EXERCISE INPUT:
-=-=-

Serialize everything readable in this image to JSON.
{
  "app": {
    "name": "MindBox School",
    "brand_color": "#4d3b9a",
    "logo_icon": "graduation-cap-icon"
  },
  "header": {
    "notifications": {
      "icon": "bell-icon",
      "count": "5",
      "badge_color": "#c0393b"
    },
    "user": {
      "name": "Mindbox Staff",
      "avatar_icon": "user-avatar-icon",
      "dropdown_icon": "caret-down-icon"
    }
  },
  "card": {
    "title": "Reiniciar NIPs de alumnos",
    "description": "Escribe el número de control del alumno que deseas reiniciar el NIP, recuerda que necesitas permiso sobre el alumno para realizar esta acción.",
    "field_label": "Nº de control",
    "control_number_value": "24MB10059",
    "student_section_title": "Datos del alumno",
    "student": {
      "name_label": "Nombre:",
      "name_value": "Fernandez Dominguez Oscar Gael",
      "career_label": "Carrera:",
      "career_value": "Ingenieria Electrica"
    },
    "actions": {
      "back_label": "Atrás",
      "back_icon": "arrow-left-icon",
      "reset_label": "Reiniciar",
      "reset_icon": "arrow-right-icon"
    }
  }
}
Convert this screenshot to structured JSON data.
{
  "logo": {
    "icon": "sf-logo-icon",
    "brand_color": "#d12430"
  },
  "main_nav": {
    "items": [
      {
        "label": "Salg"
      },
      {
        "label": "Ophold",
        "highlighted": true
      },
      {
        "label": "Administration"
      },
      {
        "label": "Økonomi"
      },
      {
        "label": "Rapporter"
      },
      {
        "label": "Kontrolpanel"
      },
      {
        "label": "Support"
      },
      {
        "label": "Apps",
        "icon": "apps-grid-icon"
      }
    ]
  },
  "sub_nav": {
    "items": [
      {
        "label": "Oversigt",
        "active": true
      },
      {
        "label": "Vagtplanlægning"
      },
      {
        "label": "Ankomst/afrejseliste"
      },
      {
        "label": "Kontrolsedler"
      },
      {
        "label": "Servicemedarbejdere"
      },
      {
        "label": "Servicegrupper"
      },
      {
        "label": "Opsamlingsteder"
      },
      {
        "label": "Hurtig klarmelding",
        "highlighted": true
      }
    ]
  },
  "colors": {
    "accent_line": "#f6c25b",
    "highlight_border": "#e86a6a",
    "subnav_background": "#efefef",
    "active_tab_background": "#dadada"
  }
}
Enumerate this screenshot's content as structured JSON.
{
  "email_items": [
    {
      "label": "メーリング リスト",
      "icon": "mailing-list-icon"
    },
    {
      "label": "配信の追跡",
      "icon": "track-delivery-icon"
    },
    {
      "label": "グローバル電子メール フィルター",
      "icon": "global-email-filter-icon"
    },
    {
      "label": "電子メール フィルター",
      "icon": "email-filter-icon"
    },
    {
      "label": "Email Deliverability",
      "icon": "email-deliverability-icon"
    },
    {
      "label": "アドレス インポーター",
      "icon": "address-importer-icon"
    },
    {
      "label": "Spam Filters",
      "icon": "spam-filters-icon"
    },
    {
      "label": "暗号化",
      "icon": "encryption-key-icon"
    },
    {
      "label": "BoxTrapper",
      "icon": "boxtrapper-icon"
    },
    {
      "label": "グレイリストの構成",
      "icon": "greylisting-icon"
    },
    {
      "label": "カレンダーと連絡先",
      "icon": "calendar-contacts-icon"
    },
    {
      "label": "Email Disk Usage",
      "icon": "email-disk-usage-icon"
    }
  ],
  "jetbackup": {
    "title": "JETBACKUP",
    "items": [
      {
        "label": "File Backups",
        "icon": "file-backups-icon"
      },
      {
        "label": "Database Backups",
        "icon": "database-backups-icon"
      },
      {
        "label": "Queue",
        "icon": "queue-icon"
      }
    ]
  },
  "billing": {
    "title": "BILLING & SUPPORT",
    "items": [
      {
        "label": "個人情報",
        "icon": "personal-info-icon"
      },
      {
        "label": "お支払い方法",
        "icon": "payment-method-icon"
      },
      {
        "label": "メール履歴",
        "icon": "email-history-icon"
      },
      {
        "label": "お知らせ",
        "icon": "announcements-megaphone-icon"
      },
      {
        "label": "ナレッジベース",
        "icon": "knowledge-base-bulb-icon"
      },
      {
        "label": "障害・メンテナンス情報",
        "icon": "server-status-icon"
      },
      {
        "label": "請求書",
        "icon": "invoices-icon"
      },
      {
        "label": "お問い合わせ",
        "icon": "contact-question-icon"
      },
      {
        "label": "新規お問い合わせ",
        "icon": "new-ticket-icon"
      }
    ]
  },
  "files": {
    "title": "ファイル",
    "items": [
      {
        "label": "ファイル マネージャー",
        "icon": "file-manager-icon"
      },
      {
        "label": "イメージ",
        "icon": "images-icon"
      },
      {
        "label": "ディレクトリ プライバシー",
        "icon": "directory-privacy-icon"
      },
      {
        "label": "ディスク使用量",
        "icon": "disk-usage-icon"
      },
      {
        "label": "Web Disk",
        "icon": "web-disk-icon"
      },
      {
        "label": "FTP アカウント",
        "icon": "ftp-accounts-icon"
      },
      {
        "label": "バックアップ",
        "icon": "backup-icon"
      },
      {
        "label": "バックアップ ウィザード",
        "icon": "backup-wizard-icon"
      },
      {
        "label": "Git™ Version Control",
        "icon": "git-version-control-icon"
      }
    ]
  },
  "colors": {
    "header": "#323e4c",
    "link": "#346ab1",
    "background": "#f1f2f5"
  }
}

-=-=-

JOB: In the listing above, count each line that holds the string "this". Give the number only.

COMPLETE OUTPUT: 3